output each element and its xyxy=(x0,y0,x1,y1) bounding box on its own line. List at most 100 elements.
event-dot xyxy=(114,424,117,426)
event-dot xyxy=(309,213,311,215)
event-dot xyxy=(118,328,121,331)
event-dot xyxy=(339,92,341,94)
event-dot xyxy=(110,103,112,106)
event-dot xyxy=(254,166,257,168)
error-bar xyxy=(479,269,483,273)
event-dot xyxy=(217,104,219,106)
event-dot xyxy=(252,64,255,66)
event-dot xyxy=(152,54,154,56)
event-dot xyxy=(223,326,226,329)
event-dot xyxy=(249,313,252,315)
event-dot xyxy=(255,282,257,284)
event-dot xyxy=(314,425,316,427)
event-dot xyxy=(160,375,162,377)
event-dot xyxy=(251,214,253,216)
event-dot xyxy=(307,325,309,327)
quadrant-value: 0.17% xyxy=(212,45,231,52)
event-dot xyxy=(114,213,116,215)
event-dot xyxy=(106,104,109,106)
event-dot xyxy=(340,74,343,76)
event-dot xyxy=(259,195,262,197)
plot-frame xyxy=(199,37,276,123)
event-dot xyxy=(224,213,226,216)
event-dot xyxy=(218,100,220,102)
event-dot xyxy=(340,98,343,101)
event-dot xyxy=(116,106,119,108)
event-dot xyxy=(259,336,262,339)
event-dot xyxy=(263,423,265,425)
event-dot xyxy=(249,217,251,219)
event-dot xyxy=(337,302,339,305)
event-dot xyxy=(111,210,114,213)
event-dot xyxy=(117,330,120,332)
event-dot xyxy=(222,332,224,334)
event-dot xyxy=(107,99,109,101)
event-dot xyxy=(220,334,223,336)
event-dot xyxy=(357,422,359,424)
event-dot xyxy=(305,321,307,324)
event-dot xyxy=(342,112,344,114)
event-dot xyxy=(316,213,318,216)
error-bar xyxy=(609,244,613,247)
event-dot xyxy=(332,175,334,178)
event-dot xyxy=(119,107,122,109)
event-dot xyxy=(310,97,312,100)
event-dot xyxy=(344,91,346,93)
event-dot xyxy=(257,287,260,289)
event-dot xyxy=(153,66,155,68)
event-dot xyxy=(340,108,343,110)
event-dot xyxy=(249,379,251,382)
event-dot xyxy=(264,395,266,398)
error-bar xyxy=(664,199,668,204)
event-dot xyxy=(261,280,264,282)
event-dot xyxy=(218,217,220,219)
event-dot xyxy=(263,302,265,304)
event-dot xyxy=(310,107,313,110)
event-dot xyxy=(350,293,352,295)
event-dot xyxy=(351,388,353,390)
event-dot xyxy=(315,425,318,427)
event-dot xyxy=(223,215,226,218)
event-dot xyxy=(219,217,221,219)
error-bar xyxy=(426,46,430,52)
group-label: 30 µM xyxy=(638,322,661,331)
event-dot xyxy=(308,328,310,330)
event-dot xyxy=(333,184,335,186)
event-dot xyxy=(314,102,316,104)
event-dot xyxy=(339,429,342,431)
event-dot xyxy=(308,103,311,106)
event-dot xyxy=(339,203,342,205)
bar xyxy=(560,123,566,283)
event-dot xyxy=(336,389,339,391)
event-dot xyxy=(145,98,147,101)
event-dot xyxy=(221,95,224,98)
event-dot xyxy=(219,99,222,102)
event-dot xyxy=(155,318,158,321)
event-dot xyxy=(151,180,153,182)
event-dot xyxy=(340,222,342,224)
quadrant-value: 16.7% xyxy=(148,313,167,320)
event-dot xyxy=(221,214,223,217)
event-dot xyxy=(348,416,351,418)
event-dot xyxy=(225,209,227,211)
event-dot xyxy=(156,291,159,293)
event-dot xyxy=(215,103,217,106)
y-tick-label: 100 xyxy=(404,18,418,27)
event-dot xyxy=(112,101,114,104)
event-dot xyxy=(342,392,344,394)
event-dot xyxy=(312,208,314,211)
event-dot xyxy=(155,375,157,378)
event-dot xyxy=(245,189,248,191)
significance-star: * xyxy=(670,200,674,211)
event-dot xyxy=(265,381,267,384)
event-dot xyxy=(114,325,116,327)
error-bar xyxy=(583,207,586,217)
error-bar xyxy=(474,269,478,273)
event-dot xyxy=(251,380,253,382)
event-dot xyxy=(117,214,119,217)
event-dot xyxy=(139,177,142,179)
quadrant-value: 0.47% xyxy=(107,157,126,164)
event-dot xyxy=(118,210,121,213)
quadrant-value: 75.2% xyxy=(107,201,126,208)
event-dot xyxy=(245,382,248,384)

**TASK BRIEF**
Reproduce all of the records above, line for line, with every character unchanged.

**RESULT OF THIS TASK**
output each element and its xyxy=(x0,y0,x1,y1) bounding box on its own line. List at most 100 elements.
event-dot xyxy=(114,424,117,426)
event-dot xyxy=(309,213,311,215)
event-dot xyxy=(118,328,121,331)
event-dot xyxy=(339,92,341,94)
event-dot xyxy=(110,103,112,106)
event-dot xyxy=(254,166,257,168)
error-bar xyxy=(479,269,483,273)
event-dot xyxy=(217,104,219,106)
event-dot xyxy=(252,64,255,66)
event-dot xyxy=(152,54,154,56)
event-dot xyxy=(223,326,226,329)
event-dot xyxy=(249,313,252,315)
event-dot xyxy=(255,282,257,284)
event-dot xyxy=(314,425,316,427)
event-dot xyxy=(160,375,162,377)
event-dot xyxy=(251,214,253,216)
event-dot xyxy=(307,325,309,327)
quadrant-value: 0.17% xyxy=(212,45,231,52)
event-dot xyxy=(114,213,116,215)
event-dot xyxy=(106,104,109,106)
event-dot xyxy=(340,74,343,76)
event-dot xyxy=(259,195,262,197)
plot-frame xyxy=(199,37,276,123)
event-dot xyxy=(224,213,226,216)
event-dot xyxy=(218,100,220,102)
event-dot xyxy=(340,98,343,101)
event-dot xyxy=(116,106,119,108)
event-dot xyxy=(259,336,262,339)
event-dot xyxy=(263,423,265,425)
event-dot xyxy=(249,217,251,219)
event-dot xyxy=(337,302,339,305)
event-dot xyxy=(111,210,114,213)
event-dot xyxy=(117,330,120,332)
event-dot xyxy=(222,332,224,334)
event-dot xyxy=(107,99,109,101)
event-dot xyxy=(220,334,223,336)
event-dot xyxy=(357,422,359,424)
event-dot xyxy=(305,321,307,324)
event-dot xyxy=(342,112,344,114)
event-dot xyxy=(316,213,318,216)
error-bar xyxy=(609,244,613,247)
event-dot xyxy=(332,175,334,178)
event-dot xyxy=(119,107,122,109)
event-dot xyxy=(310,97,312,100)
event-dot xyxy=(344,91,346,93)
event-dot xyxy=(257,287,260,289)
event-dot xyxy=(153,66,155,68)
event-dot xyxy=(340,108,343,110)
event-dot xyxy=(249,379,251,382)
event-dot xyxy=(264,395,266,398)
error-bar xyxy=(664,199,668,204)
event-dot xyxy=(261,280,264,282)
event-dot xyxy=(218,217,220,219)
event-dot xyxy=(263,302,265,304)
event-dot xyxy=(310,107,313,110)
event-dot xyxy=(350,293,352,295)
event-dot xyxy=(351,388,353,390)
event-dot xyxy=(315,425,318,427)
event-dot xyxy=(223,215,226,218)
event-dot xyxy=(219,217,221,219)
error-bar xyxy=(426,46,430,52)
group-label: 30 µM xyxy=(638,322,661,331)
event-dot xyxy=(308,328,310,330)
event-dot xyxy=(333,184,335,186)
event-dot xyxy=(314,102,316,104)
event-dot xyxy=(339,429,342,431)
event-dot xyxy=(308,103,311,106)
event-dot xyxy=(339,203,342,205)
bar xyxy=(560,123,566,283)
event-dot xyxy=(336,389,339,391)
event-dot xyxy=(145,98,147,101)
event-dot xyxy=(221,95,224,98)
event-dot xyxy=(219,99,222,102)
event-dot xyxy=(155,318,158,321)
event-dot xyxy=(151,180,153,182)
event-dot xyxy=(340,222,342,224)
quadrant-value: 16.7% xyxy=(148,313,167,320)
event-dot xyxy=(221,214,223,217)
event-dot xyxy=(348,416,351,418)
event-dot xyxy=(225,209,227,211)
event-dot xyxy=(156,291,159,293)
event-dot xyxy=(215,103,217,106)
y-tick-label: 100 xyxy=(404,18,418,27)
event-dot xyxy=(112,101,114,104)
event-dot xyxy=(342,392,344,394)
event-dot xyxy=(312,208,314,211)
event-dot xyxy=(155,375,157,378)
event-dot xyxy=(245,189,248,191)
significance-star: * xyxy=(670,200,674,211)
event-dot xyxy=(265,381,267,384)
event-dot xyxy=(114,325,116,327)
error-bar xyxy=(583,207,586,217)
error-bar xyxy=(474,269,478,273)
event-dot xyxy=(251,380,253,382)
event-dot xyxy=(117,214,119,217)
event-dot xyxy=(139,177,142,179)
quadrant-value: 0.47% xyxy=(107,157,126,164)
event-dot xyxy=(118,210,121,213)
quadrant-value: 75.2% xyxy=(107,201,126,208)
event-dot xyxy=(245,382,248,384)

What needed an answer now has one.